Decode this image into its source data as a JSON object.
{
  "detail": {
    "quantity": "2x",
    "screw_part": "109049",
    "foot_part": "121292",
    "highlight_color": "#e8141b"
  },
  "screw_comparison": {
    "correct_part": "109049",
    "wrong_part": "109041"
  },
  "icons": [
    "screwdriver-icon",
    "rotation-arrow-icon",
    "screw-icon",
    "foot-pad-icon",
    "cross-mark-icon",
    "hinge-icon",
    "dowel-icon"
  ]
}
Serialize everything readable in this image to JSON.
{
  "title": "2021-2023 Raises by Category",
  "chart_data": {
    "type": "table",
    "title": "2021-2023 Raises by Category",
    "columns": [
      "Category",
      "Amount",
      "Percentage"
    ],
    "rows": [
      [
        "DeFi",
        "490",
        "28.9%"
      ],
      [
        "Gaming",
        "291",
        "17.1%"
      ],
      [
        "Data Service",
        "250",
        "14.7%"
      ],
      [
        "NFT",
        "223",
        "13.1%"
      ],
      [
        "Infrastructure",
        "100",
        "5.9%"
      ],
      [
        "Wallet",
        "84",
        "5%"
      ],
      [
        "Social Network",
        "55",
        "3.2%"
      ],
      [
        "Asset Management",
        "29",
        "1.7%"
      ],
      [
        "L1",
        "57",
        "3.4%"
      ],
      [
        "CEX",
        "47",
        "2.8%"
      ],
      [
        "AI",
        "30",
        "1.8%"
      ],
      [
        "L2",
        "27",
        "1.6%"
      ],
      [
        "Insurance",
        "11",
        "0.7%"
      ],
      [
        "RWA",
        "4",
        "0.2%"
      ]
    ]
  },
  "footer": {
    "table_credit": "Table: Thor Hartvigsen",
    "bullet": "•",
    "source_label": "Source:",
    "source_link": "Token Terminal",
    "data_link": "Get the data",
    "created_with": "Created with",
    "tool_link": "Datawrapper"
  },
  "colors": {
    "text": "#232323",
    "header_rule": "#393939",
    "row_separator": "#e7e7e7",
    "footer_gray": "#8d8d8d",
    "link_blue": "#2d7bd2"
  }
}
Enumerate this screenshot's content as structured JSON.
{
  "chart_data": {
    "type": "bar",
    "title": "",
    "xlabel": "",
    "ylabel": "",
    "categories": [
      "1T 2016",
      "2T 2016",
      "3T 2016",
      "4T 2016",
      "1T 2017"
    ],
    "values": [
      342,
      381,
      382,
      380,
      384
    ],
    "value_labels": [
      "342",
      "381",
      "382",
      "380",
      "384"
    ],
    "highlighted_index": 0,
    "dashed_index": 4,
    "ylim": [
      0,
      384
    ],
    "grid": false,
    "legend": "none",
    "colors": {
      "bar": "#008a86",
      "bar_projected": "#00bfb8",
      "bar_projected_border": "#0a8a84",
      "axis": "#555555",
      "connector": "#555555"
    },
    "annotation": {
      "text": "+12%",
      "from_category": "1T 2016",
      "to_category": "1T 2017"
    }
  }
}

* Task goal
Take the lines above and print them exactly.

* Result below
Decode this image into its source data as a JSON object.
{
  "detail": {
    "quantity": "2x",
    "screw_part": "109049",
    "foot_part": "121292",
    "highlight_color": "#e8141b"
  },
  "screw_comparison": {
    "correct_part": "109049",
    "wrong_part": "109041"
  },
  "icons": [
    "screwdriver-icon",
    "rotation-arrow-icon",
    "screw-icon",
    "foot-pad-icon",
    "cross-mark-icon",
    "hinge-icon",
    "dowel-icon"
  ]
}
Serialize everything readable in this image to JSON.
{
  "title": "2021-2023 Raises by Category",
  "chart_data": {
    "type": "table",
    "title": "2021-2023 Raises by Category",
    "columns": [
      "Category",
      "Amount",
      "Percentage"
    ],
    "rows": [
      [
        "DeFi",
        "490",
        "28.9%"
      ],
      [
        "Gaming",
        "291",
        "17.1%"
      ],
      [
        "Data Service",
        "250",
        "14.7%"
      ],
      [
        "NFT",
        "223",
        "13.1%"
      ],
      [
        "Infrastructure",
        "100",
        "5.9%"
      ],
      [
        "Wallet",
        "84",
        "5%"
      ],
      [
        "Social Network",
        "55",
        "3.2%"
      ],
      [
        "Asset Management",
        "29",
        "1.7%"
      ],
      [
        "L1",
        "57",
        "3.4%"
      ],
      [
        "CEX",
        "47",
        "2.8%"
      ],
      [
        "AI",
        "30",
        "1.8%"
      ],
      [
        "L2",
        "27",
        "1.6%"
      ],
      [
        "Insurance",
        "11",
        "0.7%"
      ],
      [
        "RWA",
        "4",
        "0.2%"
      ]
    ]
  },
  "footer": {
    "table_credit": "Table: Thor Hartvigsen",
    "bullet": "•",
    "source_label": "Source:",
    "source_link": "Token Terminal",
    "data_link": "Get the data",
    "created_with": "Created with",
    "tool_link": "Datawrapper"
  },
  "colors": {
    "text": "#232323",
    "header_rule": "#393939",
    "row_separator": "#e7e7e7",
    "footer_gray": "#8d8d8d",
    "link_blue": "#2d7bd2"
  }
}
Enumerate this screenshot's content as structured JSON.
{
  "chart_data": {
    "type": "bar",
    "title": "",
    "xlabel": "",
    "ylabel": "",
    "categories": [
      "1T 2016",
      "2T 2016",
      "3T 2016",
      "4T 2016",
      "1T 2017"
    ],
    "values": [
      342,
      381,
      382,
      380,
      384
    ],
    "value_labels": [
      "342",
      "381",
      "382",
      "380",
      "384"
    ],
    "highlighted_index": 0,
    "dashed_index": 4,
    "ylim": [
      0,
      384
    ],
    "grid": false,
    "legend": "none",
    "colors": {
      "bar": "#008a86",
      "bar_projected": "#00bfb8",
      "bar_projected_border": "#0a8a84",
      "axis": "#555555",
      "connector": "#555555"
    },
    "annotation": {
      "text": "+12%",
      "from_category": "1T 2016",
      "to_category": "1T 2017"
    }
  }
}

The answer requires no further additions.